### MATERIAL FOR THIS TASK
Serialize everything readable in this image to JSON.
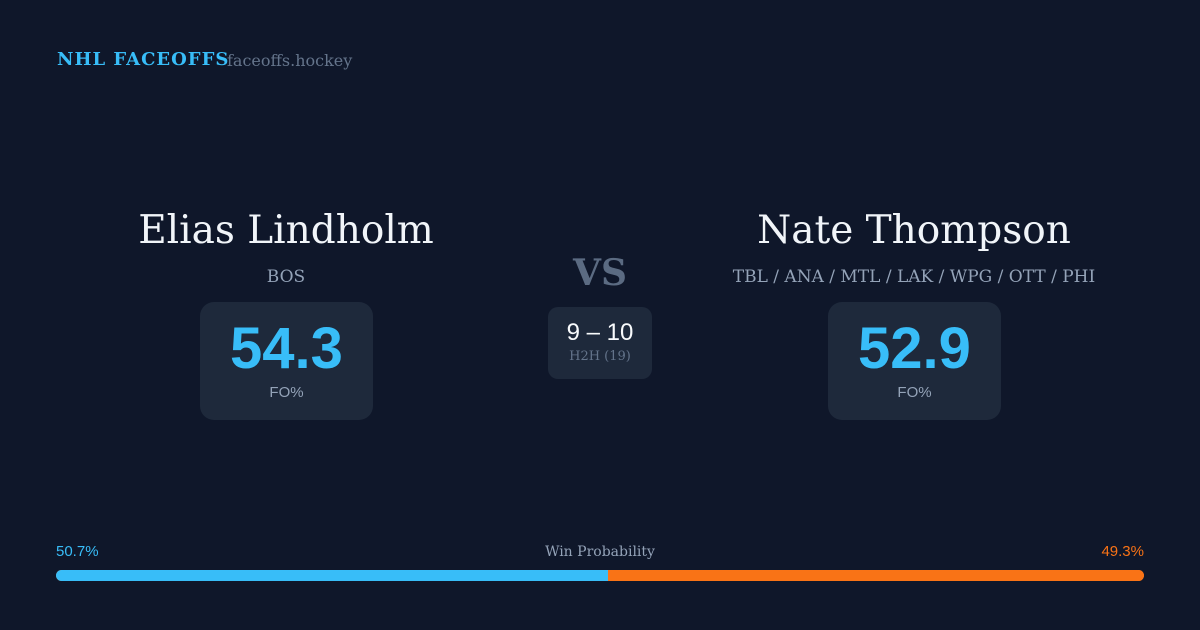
{
  "header": {
    "brand": "NHL FACEOFFS",
    "site": "faceoffs.hockey"
  },
  "left": {
    "name": "Elias Lindholm",
    "teams": "BOS",
    "fo_pct": "54.3",
    "fo_label": "FO%"
  },
  "right": {
    "name": "Nate Thompson",
    "teams": "TBL / ANA / MTL / LAK / WPG / OTT / PHI",
    "fo_pct": "52.9",
    "fo_label": "FO%"
  },
  "center": {
    "vs": "VS",
    "score": "9 – 10",
    "h2h": "H2H (19)"
  },
  "probability": {
    "label": "Win Probability",
    "left_text": "50.7%",
    "right_text": "49.3%",
    "left_value": 50.7,
    "right_value": 49.3,
    "left_color": "#38bdf8",
    "right_color": "#f97316"
  }
}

### WHAT IS EXPECTED
In the listing above, locate each line with "teams" and copy it.

### WRITTEN ANSWER
    "teams": "BOS",
    "teams": "TBL / ANA / MTL / LAK / WPG / OTT / PHI",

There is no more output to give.